*Direction:*
Examine the material below. Gather every line in which the string "title" appears.

[Recorded data]
* start *

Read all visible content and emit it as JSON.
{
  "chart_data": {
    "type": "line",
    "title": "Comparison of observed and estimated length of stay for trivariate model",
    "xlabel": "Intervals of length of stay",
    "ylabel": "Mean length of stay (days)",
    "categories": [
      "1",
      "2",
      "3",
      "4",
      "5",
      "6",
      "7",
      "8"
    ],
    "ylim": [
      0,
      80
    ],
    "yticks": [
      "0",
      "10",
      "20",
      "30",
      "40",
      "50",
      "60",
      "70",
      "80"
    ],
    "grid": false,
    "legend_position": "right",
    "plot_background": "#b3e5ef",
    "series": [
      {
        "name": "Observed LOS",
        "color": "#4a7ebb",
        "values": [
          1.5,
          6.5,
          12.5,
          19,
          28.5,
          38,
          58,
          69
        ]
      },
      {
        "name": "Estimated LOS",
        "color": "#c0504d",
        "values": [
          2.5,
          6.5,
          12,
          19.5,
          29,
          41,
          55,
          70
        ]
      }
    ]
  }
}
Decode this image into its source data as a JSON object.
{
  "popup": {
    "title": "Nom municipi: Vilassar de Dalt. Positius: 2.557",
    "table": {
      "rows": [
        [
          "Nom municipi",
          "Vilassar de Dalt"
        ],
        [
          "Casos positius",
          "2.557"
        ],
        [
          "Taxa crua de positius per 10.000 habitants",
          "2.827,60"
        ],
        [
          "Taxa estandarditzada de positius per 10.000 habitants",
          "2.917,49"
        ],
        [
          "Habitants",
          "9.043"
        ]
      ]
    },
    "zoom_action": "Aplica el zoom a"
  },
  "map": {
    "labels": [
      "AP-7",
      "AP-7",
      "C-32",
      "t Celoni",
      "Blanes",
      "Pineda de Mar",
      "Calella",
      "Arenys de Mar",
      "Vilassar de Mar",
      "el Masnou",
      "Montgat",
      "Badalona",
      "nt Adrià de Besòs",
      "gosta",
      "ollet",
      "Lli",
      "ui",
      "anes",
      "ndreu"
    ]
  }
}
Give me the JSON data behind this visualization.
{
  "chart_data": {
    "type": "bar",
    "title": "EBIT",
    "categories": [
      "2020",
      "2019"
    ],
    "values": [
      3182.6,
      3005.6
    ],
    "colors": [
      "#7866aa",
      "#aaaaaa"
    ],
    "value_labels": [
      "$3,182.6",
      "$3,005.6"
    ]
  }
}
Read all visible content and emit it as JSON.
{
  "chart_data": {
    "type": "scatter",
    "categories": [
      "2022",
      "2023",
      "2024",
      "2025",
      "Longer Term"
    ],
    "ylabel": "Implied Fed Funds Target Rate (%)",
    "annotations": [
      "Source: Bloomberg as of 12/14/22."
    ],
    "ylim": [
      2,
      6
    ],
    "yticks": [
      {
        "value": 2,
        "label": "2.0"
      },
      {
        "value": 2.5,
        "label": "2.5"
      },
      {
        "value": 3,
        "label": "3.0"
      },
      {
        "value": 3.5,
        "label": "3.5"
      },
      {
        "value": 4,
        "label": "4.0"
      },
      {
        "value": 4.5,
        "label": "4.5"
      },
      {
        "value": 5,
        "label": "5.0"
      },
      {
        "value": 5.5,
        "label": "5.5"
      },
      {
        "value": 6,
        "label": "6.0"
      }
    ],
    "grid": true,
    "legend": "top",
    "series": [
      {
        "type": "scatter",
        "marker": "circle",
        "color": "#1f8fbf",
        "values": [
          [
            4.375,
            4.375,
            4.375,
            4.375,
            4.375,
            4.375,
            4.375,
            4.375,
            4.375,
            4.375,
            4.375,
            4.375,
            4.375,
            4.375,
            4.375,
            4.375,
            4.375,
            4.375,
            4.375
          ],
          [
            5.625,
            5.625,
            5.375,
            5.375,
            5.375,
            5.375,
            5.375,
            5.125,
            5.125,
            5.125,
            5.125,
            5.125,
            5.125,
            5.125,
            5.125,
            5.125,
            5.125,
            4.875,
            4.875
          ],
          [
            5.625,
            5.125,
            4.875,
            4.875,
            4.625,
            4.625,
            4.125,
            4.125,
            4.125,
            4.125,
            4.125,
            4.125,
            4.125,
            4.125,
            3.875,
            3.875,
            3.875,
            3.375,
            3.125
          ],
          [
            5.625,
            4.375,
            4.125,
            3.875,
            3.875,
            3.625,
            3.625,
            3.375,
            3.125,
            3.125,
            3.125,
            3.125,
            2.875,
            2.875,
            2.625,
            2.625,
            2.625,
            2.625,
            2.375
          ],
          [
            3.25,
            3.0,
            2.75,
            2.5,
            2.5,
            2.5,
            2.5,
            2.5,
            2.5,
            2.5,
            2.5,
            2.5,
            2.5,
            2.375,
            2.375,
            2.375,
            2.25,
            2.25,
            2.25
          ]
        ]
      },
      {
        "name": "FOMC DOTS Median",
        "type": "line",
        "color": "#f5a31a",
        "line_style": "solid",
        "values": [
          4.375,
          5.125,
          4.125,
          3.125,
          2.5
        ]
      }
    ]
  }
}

* end *

*Written solution:*
    "title": "Comparison of observed and estimated length of stay for trivariate model",
    "title": "Nom municipi: Vilassar de Dalt. Positius: 2.557",
    "title": "EBIT",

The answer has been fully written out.